** BEGIN ENTRIES SUPPLIED **

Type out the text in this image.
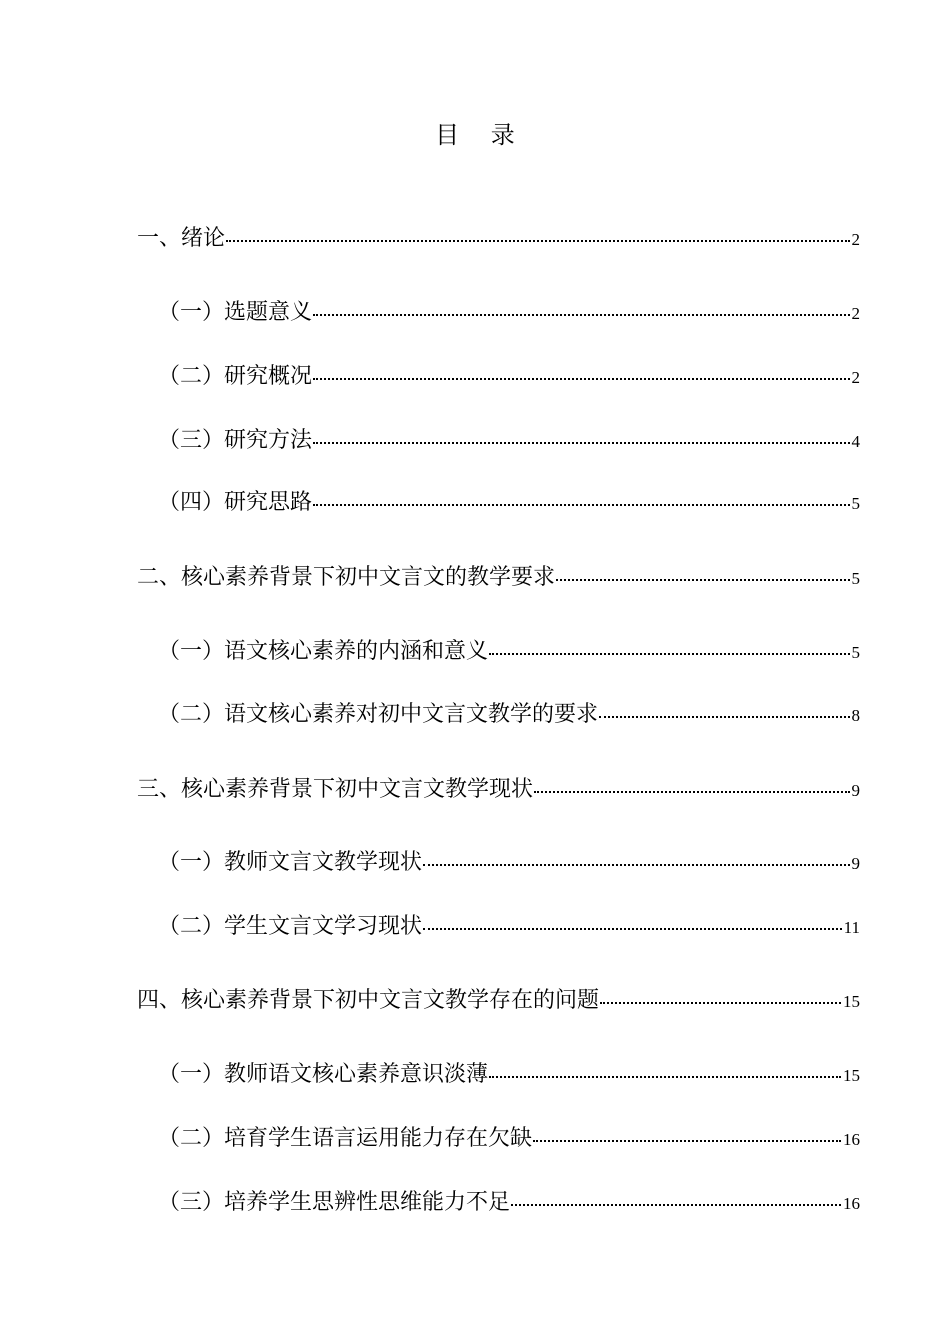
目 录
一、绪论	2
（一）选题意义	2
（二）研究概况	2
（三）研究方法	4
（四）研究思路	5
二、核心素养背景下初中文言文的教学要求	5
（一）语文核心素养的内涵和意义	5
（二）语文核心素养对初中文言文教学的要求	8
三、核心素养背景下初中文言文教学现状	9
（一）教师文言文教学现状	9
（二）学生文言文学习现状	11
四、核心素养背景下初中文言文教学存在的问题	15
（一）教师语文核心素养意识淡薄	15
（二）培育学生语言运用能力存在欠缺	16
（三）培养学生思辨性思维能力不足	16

** END ENTRIES SUPPLIED **
** BEGIN ENTRIES SUPPLIED **

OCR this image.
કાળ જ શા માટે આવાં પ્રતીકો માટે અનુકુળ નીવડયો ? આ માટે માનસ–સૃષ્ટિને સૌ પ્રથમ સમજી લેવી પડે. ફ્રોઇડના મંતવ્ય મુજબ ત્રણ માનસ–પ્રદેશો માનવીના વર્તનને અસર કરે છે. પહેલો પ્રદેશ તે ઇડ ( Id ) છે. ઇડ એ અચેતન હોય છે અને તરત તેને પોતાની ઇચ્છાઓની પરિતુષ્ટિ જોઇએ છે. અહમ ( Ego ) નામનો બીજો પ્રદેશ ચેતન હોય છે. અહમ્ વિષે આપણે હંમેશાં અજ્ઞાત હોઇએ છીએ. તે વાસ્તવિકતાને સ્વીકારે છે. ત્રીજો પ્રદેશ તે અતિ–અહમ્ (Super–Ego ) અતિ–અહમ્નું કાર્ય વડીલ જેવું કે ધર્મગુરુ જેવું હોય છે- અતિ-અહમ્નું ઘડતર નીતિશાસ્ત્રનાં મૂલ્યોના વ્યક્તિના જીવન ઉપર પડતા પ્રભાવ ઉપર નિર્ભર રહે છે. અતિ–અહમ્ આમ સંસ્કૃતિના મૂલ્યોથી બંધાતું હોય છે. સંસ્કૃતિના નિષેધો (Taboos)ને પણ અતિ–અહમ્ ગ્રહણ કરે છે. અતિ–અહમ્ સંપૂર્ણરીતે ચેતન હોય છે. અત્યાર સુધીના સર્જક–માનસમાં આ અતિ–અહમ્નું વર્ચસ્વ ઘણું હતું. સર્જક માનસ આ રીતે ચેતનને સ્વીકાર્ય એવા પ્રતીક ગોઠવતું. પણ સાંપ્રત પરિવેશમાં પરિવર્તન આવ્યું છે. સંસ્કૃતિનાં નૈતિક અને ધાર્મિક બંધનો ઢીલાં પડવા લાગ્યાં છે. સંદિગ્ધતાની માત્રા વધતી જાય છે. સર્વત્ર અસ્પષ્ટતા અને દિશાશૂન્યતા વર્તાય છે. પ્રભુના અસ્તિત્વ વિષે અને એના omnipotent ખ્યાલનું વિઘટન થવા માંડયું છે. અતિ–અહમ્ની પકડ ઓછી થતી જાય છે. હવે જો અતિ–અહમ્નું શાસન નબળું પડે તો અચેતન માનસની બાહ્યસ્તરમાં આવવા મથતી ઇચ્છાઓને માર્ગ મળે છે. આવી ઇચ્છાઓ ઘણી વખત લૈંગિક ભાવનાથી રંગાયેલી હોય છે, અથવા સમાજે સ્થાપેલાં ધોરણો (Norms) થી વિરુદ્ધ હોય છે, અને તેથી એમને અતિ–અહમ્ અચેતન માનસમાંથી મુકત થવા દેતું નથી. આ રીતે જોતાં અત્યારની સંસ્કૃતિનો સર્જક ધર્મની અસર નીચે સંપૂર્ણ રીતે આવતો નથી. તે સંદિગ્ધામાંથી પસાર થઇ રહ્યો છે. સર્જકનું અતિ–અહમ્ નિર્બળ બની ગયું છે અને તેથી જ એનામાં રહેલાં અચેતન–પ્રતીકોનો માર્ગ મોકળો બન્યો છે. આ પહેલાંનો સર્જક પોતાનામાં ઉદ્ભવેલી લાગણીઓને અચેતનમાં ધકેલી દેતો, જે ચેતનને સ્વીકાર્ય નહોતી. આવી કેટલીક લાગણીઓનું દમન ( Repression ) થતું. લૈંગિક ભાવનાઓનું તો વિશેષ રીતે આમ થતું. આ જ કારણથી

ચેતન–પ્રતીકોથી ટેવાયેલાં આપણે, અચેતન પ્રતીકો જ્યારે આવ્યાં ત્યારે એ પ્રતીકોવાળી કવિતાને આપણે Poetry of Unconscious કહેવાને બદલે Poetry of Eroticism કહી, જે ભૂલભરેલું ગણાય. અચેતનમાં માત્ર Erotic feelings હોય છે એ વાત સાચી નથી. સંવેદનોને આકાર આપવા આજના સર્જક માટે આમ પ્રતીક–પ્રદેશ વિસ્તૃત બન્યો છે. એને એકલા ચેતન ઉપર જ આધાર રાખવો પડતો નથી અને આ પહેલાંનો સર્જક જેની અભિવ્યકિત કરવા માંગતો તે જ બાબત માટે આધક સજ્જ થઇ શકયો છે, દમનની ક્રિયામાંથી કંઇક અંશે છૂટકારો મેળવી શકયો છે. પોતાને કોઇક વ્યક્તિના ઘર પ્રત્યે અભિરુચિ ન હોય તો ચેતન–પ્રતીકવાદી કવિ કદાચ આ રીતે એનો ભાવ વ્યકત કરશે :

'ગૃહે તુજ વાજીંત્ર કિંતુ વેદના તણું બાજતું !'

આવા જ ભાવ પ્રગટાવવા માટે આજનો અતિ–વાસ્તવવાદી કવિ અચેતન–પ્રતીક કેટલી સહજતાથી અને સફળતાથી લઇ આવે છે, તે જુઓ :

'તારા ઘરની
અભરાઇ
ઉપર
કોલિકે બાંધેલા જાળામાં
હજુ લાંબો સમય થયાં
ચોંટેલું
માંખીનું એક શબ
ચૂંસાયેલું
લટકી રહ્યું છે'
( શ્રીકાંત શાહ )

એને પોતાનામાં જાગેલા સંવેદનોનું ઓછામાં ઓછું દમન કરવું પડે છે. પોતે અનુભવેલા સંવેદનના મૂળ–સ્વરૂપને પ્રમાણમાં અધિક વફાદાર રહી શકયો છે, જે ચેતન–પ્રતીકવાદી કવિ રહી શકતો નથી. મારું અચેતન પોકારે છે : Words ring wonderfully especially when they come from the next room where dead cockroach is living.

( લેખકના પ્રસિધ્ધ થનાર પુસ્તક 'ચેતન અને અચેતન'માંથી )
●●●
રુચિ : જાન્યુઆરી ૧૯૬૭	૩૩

** END ENTRIES SUPPLIED **
** BEGIN ENTRIES SUPPLIED **

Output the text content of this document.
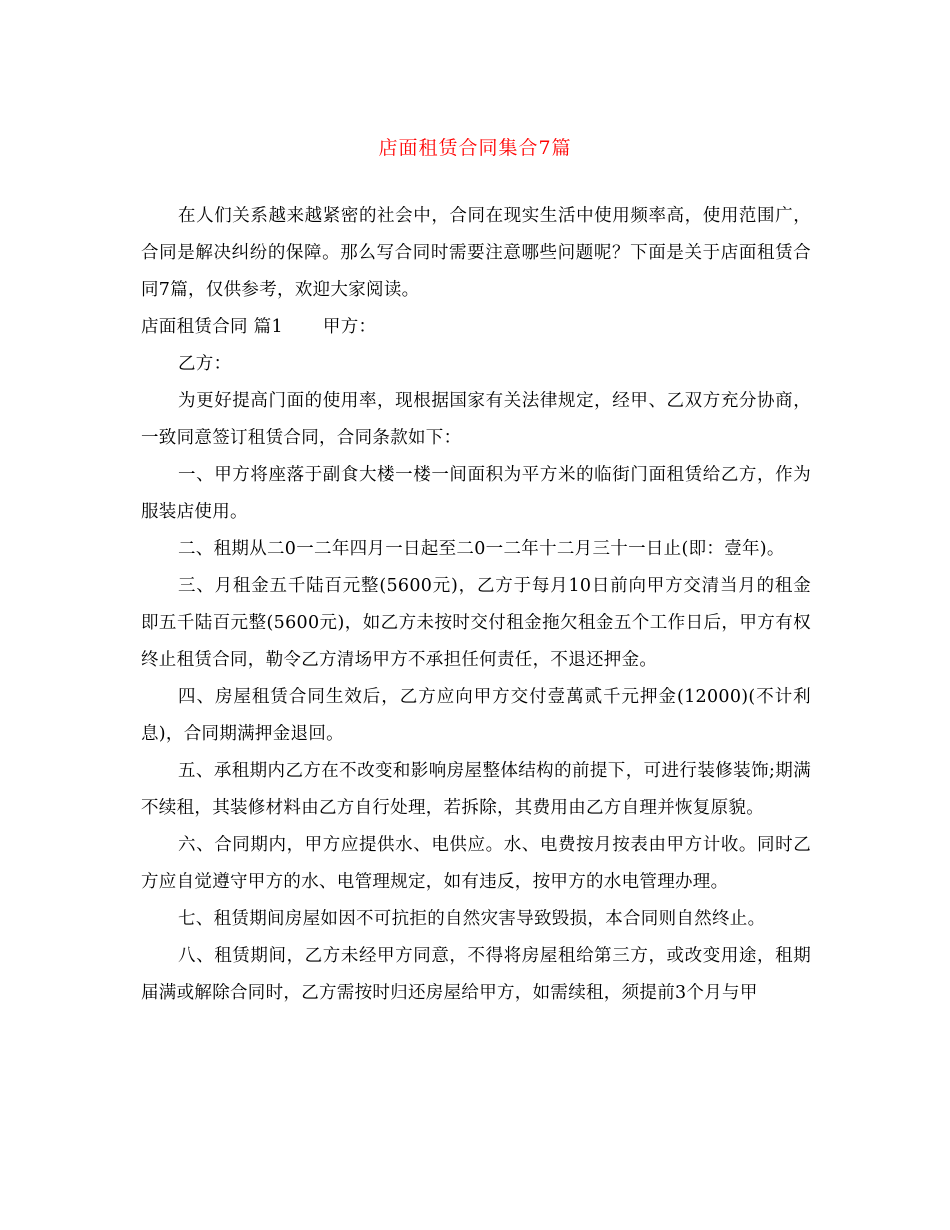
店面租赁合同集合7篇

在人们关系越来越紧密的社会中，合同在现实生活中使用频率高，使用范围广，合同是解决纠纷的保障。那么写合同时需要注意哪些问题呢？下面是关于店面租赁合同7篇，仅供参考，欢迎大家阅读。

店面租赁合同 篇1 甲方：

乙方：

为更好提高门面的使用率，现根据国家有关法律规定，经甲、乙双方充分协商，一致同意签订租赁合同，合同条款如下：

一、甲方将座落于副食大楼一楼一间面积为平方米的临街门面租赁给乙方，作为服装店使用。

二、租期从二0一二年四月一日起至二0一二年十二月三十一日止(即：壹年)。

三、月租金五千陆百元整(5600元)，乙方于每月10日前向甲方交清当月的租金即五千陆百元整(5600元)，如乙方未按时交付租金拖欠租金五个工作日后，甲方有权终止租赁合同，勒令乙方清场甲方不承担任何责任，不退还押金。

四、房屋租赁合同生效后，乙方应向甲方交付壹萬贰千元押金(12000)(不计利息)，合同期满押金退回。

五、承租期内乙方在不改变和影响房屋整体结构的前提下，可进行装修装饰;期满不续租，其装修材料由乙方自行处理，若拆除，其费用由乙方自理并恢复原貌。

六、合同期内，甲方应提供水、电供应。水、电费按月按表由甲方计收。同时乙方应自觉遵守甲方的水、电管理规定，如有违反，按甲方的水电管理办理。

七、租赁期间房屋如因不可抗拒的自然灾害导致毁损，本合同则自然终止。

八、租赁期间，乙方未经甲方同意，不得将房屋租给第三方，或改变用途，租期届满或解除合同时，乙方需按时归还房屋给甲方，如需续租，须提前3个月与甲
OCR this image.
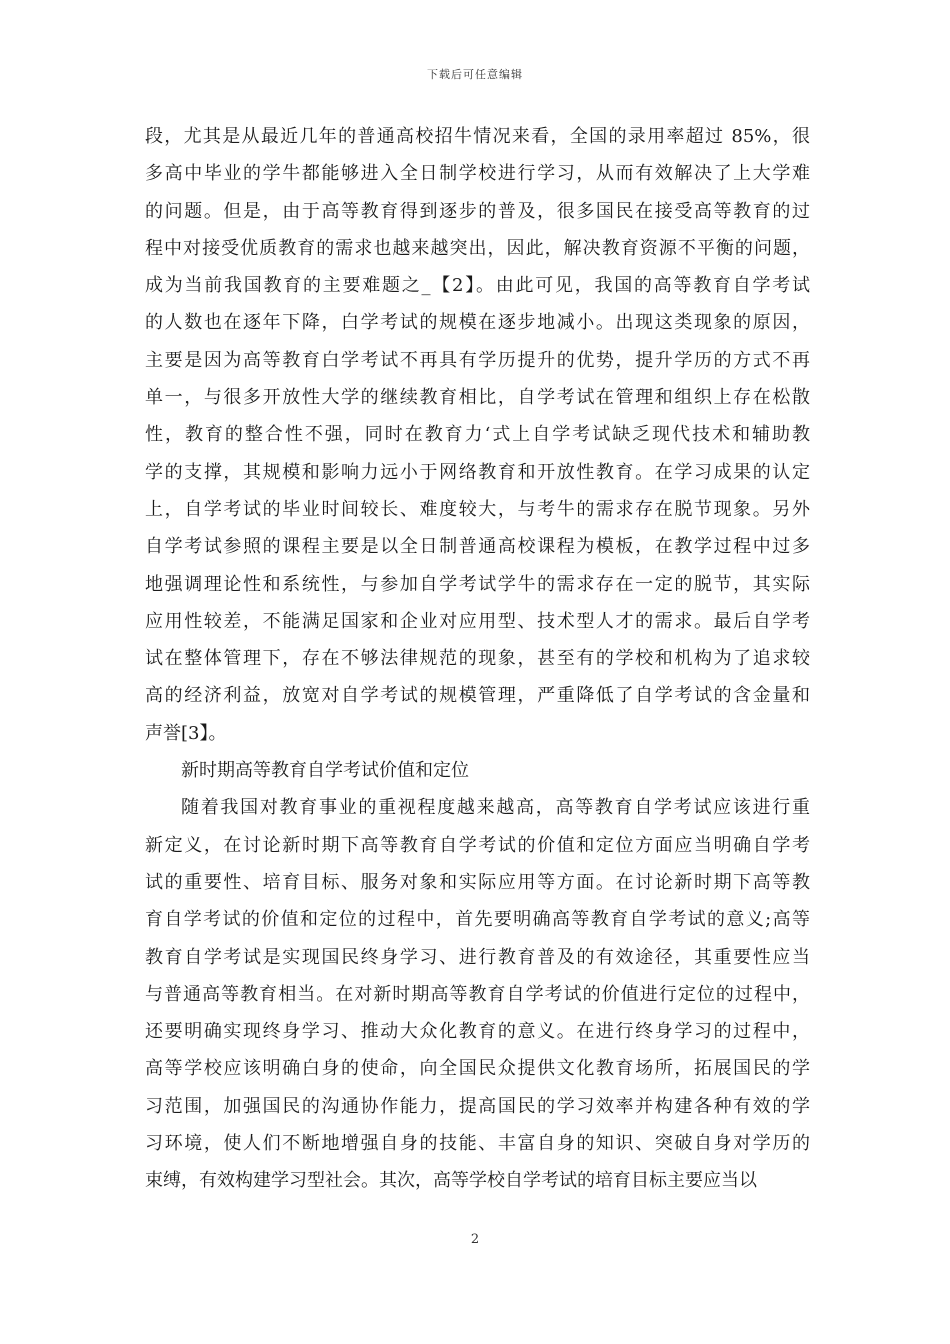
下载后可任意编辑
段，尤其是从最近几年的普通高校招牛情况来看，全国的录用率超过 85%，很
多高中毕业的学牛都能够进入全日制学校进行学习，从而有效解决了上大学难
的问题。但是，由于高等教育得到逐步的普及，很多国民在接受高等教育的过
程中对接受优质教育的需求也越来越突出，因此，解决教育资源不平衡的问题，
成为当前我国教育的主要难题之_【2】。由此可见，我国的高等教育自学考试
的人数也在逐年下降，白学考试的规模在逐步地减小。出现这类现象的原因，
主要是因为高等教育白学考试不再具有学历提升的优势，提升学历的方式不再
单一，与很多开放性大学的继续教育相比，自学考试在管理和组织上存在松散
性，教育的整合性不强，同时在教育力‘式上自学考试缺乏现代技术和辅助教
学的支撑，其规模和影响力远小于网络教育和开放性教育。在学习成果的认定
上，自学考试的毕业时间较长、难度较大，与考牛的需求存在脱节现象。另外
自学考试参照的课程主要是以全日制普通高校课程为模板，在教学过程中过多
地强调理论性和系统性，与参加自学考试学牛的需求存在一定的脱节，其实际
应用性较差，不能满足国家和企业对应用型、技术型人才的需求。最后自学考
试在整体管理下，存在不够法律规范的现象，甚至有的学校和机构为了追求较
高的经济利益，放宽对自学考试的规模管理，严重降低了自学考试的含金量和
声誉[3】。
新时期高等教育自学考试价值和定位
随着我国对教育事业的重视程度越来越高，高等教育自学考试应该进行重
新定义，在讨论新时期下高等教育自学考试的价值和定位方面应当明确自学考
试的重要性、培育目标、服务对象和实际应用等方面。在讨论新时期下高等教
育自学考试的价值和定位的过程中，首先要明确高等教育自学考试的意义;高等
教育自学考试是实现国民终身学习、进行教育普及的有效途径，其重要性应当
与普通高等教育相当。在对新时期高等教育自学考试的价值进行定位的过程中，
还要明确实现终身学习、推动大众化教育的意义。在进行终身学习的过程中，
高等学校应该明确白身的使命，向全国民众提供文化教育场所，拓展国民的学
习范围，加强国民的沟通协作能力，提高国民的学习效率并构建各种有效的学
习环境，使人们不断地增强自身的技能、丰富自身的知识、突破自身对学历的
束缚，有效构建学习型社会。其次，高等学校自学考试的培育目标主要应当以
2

** END ENTRIES SUPPLIED **

[REQUIREMENTS]: Copy every line of the records above that holds the word "this".

[COMPLETED TASK]:
Type out the text in this image.
OCR this image.
Output the text content of this document.
OCR this image.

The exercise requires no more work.